**Task directions**
Show every line that has the string "Optokabel" in it.

● ● ●

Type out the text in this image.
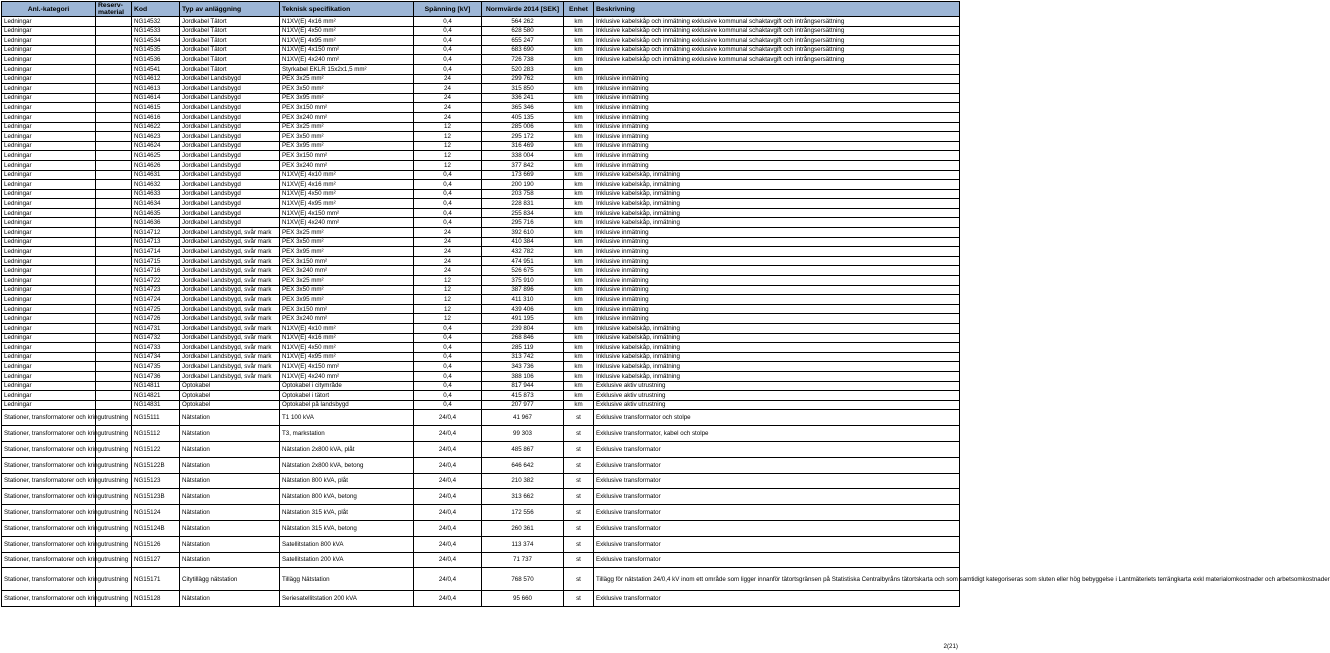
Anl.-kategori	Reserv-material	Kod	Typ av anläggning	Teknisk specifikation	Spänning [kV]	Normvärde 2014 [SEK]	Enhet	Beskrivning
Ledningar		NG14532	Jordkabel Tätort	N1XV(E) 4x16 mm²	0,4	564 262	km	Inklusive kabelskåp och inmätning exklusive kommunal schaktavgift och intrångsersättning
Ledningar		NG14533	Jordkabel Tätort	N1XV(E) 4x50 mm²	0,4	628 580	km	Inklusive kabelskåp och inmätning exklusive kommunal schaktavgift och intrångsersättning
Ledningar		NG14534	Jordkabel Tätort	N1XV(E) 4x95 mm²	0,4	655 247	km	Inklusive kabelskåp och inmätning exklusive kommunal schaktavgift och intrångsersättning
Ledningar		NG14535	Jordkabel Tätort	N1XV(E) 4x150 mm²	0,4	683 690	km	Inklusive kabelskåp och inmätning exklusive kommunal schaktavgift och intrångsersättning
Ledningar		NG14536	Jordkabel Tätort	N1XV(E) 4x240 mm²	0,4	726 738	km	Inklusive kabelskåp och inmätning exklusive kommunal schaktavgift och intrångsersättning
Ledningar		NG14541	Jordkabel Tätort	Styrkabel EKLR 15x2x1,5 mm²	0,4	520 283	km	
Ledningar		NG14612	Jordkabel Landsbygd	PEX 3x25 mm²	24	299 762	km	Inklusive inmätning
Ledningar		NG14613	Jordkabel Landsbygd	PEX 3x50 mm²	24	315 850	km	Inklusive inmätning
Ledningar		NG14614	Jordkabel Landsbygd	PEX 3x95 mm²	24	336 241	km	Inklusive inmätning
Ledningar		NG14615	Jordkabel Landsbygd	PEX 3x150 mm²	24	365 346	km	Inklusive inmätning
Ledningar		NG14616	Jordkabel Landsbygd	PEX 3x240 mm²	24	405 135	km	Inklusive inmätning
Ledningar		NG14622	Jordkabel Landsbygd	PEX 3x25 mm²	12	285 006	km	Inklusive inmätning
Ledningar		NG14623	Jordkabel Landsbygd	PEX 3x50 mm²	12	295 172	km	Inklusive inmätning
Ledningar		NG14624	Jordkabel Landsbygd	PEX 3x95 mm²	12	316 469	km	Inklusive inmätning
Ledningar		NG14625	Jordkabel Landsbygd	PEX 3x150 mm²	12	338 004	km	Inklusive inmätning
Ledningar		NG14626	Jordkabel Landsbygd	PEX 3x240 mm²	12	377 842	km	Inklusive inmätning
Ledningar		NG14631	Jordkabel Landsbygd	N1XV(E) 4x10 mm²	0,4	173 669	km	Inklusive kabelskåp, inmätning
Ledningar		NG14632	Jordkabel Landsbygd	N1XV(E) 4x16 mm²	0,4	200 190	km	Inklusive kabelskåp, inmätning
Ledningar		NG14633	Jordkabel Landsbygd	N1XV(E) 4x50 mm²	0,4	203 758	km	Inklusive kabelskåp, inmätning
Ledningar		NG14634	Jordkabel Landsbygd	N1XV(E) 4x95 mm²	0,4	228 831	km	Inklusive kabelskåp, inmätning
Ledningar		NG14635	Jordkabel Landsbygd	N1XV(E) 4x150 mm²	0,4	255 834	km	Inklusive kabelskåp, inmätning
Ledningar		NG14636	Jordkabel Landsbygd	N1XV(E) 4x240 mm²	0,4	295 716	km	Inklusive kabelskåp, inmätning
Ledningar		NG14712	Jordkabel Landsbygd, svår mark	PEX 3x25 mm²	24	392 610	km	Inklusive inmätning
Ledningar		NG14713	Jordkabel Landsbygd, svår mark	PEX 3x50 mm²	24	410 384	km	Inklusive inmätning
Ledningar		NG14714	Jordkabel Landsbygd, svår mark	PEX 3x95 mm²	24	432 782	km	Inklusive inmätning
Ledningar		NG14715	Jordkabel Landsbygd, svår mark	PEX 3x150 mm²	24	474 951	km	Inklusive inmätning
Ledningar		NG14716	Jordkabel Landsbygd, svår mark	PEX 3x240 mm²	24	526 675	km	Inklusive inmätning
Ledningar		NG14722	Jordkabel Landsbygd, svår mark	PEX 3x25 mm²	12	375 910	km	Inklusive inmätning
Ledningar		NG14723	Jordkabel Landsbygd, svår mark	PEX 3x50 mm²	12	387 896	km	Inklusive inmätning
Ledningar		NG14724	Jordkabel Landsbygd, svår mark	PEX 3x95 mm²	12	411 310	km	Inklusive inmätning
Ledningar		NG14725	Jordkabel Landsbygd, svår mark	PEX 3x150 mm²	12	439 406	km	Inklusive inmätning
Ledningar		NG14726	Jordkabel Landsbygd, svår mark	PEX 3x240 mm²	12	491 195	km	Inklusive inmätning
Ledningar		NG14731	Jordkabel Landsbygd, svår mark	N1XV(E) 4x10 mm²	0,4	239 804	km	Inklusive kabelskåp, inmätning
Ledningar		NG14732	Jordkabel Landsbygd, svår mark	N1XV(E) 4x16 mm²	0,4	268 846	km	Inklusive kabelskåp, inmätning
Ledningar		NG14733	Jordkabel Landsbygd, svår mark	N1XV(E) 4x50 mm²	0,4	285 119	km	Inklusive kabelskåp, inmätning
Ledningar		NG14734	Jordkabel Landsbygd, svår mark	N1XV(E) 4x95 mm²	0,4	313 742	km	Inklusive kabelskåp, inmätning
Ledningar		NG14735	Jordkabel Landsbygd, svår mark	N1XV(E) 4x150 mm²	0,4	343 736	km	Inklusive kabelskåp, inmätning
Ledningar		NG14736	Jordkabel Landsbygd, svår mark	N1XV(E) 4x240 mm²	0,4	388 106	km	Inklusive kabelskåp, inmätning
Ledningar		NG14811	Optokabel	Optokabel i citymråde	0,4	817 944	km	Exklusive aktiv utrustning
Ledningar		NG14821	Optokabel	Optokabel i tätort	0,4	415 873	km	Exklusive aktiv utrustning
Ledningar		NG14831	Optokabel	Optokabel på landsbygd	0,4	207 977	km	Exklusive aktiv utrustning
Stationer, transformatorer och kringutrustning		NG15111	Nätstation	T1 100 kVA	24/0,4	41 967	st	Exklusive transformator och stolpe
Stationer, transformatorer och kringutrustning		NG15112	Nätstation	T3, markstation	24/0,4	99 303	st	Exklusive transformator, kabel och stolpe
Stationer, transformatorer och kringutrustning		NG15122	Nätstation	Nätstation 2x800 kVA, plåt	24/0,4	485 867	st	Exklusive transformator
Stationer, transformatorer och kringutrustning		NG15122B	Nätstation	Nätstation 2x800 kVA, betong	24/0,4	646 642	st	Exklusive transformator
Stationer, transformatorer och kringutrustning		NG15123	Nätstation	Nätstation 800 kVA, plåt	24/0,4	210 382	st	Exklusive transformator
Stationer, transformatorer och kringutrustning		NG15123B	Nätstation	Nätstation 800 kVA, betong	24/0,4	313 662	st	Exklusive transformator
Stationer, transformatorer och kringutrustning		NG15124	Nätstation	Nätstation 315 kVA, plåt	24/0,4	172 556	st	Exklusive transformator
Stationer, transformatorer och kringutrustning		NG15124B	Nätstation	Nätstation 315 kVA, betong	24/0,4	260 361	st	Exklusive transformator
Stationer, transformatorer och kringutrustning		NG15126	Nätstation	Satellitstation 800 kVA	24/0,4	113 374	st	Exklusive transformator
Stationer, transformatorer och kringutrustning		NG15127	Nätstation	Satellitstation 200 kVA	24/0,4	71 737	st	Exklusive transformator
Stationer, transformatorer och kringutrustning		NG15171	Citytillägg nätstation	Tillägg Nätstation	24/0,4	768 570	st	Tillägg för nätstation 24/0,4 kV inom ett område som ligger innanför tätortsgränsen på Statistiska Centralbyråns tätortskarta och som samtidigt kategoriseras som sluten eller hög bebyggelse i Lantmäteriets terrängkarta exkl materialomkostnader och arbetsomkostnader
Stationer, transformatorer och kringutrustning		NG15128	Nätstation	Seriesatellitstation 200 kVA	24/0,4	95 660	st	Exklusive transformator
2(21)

● ● ●

**Solved exercise**
Ledningar		NG14811	Optokabel	Optokabel i citymråde	0,4	817 944	km	Exklusive aktiv utrustning
Ledningar		NG14821	Optokabel	Optokabel i tätort	0,4	415 873	km	Exklusive aktiv utrustning
Ledningar		NG14831	Optokabel	Optokabel på landsbygd	0,4	207 977	km	Exklusive aktiv utrustning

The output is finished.